Input material section start
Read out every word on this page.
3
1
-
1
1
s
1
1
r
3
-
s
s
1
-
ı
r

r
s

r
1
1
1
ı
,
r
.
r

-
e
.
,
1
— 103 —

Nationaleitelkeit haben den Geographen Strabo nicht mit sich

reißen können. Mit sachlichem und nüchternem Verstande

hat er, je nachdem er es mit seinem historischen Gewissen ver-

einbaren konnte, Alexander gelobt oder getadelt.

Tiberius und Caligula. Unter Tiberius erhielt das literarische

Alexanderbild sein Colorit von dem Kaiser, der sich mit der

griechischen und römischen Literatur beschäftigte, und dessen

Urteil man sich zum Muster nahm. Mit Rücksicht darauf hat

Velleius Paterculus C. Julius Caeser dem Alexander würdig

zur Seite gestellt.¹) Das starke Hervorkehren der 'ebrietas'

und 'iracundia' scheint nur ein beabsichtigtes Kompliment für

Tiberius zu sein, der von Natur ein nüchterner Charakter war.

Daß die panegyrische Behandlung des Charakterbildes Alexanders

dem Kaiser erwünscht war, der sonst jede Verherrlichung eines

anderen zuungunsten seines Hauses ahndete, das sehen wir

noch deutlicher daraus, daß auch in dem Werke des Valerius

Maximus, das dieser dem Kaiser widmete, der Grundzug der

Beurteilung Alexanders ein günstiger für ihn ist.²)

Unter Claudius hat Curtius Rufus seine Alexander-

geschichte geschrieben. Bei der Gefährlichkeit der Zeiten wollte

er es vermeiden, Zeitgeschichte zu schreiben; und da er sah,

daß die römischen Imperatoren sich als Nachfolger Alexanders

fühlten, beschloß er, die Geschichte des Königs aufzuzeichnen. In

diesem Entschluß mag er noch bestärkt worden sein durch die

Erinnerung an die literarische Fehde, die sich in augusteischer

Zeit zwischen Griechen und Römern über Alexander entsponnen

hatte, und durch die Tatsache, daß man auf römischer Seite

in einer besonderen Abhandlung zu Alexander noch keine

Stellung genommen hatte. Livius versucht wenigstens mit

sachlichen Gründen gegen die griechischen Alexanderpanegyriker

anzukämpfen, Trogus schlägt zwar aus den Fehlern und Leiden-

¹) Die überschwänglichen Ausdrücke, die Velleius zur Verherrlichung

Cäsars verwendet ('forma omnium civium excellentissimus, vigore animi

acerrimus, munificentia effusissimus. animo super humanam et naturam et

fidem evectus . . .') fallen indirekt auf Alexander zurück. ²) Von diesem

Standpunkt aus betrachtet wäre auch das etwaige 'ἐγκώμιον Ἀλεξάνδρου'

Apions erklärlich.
Input material section end
[Work to be completed]
All of the data should be retyped exactly.

[Exercise result]
Read out every word on this page.
3
1
-
1
1
s
1
1
r
3
-
s
s
1
-
ı
r

r
s

r
1
1
1
ı
,
r
.
r

-
e
.
,
1
— 103 —

Nationaleitelkeit haben den Geographen Strabo nicht mit sich

reißen können. Mit sachlichem und nüchternem Verstande

hat er, je nachdem er es mit seinem historischen Gewissen ver-

einbaren konnte, Alexander gelobt oder getadelt.

Tiberius und Caligula. Unter Tiberius erhielt das literarische

Alexanderbild sein Colorit von dem Kaiser, der sich mit der

griechischen und römischen Literatur beschäftigte, und dessen

Urteil man sich zum Muster nahm. Mit Rücksicht darauf hat

Velleius Paterculus C. Julius Caeser dem Alexander würdig

zur Seite gestellt.¹) Das starke Hervorkehren der 'ebrietas'

und 'iracundia' scheint nur ein beabsichtigtes Kompliment für

Tiberius zu sein, der von Natur ein nüchterner Charakter war.

Daß die panegyrische Behandlung des Charakterbildes Alexanders

dem Kaiser erwünscht war, der sonst jede Verherrlichung eines

anderen zuungunsten seines Hauses ahndete, das sehen wir

noch deutlicher daraus, daß auch in dem Werke des Valerius

Maximus, das dieser dem Kaiser widmete, der Grundzug der

Beurteilung Alexanders ein günstiger für ihn ist.²)

Unter Claudius hat Curtius Rufus seine Alexander-

geschichte geschrieben. Bei der Gefährlichkeit der Zeiten wollte

er es vermeiden, Zeitgeschichte zu schreiben; und da er sah,

daß die römischen Imperatoren sich als Nachfolger Alexanders

fühlten, beschloß er, die Geschichte des Königs aufzuzeichnen. In

diesem Entschluß mag er noch bestärkt worden sein durch die

Erinnerung an die literarische Fehde, die sich in augusteischer

Zeit zwischen Griechen und Römern über Alexander entsponnen

hatte, und durch die Tatsache, daß man auf römischer Seite

in einer besonderen Abhandlung zu Alexander noch keine

Stellung genommen hatte. Livius versucht wenigstens mit

sachlichen Gründen gegen die griechischen Alexanderpanegyriker

anzukämpfen, Trogus schlägt zwar aus den Fehlern und Leiden-

¹) Die überschwänglichen Ausdrücke, die Velleius zur Verherrlichung

Cäsars verwendet ('forma omnium civium excellentissimus, vigore animi

acerrimus, munificentia effusissimus. animo super humanam et naturam et

fidem evectus . . .') fallen indirekt auf Alexander zurück. ²) Von diesem

Standpunkt aus betrachtet wäre auch das etwaige 'ἐγκώμιον Ἀλεξάνδρου'

Apions erklärlich.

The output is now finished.